> [THE TASK] Check each line of the records below for the word "JSON" and copy those where it appears.

> [TASK INPUT]
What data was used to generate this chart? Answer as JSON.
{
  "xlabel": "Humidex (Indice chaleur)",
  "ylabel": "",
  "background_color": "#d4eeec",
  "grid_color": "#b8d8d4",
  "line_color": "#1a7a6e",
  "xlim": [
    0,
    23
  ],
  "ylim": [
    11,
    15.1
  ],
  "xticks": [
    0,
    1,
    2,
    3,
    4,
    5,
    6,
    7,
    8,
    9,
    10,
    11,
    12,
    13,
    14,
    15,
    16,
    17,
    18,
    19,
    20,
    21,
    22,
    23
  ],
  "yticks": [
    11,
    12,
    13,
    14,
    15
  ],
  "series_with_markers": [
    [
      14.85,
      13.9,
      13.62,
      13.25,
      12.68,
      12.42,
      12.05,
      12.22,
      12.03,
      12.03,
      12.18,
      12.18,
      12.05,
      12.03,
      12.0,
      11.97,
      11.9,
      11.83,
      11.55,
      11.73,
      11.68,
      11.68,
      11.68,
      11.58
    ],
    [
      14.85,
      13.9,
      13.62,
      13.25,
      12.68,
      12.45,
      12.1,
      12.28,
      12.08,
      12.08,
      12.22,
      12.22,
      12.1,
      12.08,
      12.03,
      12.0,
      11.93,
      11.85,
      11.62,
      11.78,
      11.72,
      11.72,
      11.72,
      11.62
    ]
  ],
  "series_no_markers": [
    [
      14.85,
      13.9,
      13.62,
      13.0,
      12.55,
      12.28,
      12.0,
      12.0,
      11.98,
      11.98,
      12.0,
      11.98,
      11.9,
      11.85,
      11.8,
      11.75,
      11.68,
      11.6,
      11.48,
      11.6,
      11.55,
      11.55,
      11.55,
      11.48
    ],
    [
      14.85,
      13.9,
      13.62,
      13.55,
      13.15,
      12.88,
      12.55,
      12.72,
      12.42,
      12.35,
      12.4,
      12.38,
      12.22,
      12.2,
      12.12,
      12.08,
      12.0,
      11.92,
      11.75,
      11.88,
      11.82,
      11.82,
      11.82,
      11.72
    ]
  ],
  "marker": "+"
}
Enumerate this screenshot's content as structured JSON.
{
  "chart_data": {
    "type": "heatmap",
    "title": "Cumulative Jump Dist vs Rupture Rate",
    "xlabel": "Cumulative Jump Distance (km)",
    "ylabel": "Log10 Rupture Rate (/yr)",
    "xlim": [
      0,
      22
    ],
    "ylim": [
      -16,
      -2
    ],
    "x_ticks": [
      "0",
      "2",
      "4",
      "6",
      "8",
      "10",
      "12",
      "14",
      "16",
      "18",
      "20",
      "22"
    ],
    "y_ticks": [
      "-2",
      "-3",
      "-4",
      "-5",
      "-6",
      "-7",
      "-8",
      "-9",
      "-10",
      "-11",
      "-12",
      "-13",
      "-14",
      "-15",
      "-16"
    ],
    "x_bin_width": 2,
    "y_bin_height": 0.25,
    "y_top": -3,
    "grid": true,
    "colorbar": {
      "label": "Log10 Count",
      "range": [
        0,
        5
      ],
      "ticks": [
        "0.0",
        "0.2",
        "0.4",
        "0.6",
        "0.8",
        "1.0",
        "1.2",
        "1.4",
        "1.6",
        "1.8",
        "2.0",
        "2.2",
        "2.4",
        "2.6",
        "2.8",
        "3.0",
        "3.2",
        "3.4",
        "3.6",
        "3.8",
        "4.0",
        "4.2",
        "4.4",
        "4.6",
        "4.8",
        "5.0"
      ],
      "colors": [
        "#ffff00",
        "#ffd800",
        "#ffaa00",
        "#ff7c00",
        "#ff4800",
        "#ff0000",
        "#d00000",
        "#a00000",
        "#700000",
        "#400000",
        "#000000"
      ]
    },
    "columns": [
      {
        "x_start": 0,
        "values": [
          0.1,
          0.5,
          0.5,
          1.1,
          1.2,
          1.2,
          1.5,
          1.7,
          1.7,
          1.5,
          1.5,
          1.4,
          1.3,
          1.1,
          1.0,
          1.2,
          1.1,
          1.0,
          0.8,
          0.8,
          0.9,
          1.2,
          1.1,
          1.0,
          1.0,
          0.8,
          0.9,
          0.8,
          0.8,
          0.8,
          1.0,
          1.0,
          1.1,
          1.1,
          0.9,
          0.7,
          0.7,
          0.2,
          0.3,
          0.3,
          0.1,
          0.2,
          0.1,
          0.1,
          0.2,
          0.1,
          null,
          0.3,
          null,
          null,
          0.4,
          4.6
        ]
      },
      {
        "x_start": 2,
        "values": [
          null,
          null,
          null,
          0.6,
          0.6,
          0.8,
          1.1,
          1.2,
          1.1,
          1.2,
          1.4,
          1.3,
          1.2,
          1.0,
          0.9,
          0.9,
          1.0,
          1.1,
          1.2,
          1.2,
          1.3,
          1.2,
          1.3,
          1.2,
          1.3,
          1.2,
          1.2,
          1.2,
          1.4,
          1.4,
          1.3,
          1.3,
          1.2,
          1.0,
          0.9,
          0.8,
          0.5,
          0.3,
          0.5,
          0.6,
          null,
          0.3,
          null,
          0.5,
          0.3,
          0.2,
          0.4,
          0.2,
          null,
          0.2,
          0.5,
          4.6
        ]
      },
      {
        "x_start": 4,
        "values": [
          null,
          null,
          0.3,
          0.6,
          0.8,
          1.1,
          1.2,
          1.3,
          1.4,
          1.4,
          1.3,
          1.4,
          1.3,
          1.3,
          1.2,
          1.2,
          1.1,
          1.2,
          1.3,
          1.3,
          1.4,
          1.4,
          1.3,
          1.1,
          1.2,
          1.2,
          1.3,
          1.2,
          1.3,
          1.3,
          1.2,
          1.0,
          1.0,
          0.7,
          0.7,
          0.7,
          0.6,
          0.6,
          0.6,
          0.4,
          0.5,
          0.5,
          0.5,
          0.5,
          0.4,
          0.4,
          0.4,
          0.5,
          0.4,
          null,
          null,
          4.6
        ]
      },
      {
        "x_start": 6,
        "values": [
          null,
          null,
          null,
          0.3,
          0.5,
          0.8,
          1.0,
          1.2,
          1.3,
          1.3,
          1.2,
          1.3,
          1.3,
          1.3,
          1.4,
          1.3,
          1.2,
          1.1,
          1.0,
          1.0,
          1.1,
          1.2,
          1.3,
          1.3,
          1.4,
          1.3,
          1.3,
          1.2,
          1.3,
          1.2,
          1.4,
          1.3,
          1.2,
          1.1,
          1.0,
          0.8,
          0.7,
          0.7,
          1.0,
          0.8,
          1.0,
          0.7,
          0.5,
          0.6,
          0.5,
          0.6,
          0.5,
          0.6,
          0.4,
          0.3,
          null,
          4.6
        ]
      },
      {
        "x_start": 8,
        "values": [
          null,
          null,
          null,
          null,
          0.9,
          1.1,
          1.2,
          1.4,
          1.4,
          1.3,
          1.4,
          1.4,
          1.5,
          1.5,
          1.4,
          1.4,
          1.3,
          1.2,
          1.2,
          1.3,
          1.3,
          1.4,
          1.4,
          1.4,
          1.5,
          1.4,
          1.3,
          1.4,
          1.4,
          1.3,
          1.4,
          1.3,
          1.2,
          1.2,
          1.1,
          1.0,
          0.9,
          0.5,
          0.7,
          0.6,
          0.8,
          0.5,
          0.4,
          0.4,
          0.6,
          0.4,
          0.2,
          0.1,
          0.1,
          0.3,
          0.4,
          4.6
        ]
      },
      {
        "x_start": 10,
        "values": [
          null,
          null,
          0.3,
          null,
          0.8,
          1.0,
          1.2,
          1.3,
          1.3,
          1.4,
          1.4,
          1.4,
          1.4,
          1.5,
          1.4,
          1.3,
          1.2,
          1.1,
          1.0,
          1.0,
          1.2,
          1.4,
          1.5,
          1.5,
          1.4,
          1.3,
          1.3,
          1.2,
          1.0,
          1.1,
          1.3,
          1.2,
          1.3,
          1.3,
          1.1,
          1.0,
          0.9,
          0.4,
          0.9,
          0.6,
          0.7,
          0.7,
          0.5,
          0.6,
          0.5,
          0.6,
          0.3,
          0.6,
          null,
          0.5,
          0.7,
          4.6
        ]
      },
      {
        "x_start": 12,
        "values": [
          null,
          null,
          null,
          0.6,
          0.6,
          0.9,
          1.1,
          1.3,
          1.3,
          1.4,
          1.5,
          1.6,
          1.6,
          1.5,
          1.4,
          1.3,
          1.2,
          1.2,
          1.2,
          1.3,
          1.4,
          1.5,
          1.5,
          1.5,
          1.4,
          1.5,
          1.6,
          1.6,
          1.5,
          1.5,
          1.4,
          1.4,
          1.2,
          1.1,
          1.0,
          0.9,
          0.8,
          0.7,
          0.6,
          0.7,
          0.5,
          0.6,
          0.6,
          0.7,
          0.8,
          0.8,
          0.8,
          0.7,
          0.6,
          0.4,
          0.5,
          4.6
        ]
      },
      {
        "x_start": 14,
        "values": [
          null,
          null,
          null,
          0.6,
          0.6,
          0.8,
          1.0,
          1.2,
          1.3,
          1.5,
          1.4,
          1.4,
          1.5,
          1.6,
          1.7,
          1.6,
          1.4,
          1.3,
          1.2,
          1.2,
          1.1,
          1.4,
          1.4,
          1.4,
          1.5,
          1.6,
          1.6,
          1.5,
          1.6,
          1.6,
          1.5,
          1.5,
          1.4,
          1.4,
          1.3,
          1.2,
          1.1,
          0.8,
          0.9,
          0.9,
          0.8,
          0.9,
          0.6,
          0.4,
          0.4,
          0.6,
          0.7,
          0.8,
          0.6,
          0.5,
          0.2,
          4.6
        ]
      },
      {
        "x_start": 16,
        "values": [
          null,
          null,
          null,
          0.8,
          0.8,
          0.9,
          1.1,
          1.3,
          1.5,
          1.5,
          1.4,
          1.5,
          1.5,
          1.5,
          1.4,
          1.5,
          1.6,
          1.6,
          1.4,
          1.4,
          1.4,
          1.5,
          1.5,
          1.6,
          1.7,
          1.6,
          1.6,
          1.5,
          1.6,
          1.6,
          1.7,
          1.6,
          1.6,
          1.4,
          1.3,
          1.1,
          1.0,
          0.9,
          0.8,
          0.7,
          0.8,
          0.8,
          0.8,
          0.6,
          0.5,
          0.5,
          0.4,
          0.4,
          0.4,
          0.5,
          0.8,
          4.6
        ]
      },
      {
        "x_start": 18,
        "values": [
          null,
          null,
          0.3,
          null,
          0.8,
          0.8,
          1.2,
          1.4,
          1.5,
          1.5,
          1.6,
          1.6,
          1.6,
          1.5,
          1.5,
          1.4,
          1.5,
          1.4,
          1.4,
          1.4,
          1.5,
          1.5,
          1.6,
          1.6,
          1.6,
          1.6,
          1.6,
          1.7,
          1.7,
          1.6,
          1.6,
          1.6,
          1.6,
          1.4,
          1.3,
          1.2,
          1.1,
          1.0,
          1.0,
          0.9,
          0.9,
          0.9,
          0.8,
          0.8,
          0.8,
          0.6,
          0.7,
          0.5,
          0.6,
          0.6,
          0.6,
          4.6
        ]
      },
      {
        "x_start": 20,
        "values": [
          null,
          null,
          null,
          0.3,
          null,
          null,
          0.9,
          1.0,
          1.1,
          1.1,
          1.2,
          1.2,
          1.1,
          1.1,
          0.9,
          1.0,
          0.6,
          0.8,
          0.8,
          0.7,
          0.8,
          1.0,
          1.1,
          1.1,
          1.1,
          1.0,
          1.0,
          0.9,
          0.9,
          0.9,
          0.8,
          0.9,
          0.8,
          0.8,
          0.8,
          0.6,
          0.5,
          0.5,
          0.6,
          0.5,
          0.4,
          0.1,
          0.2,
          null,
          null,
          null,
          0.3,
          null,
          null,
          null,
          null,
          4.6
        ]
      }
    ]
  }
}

> [WRITTEN RESPONSE]
What data was used to generate this chart? Answer as JSON.
Enumerate this screenshot's content as structured JSON.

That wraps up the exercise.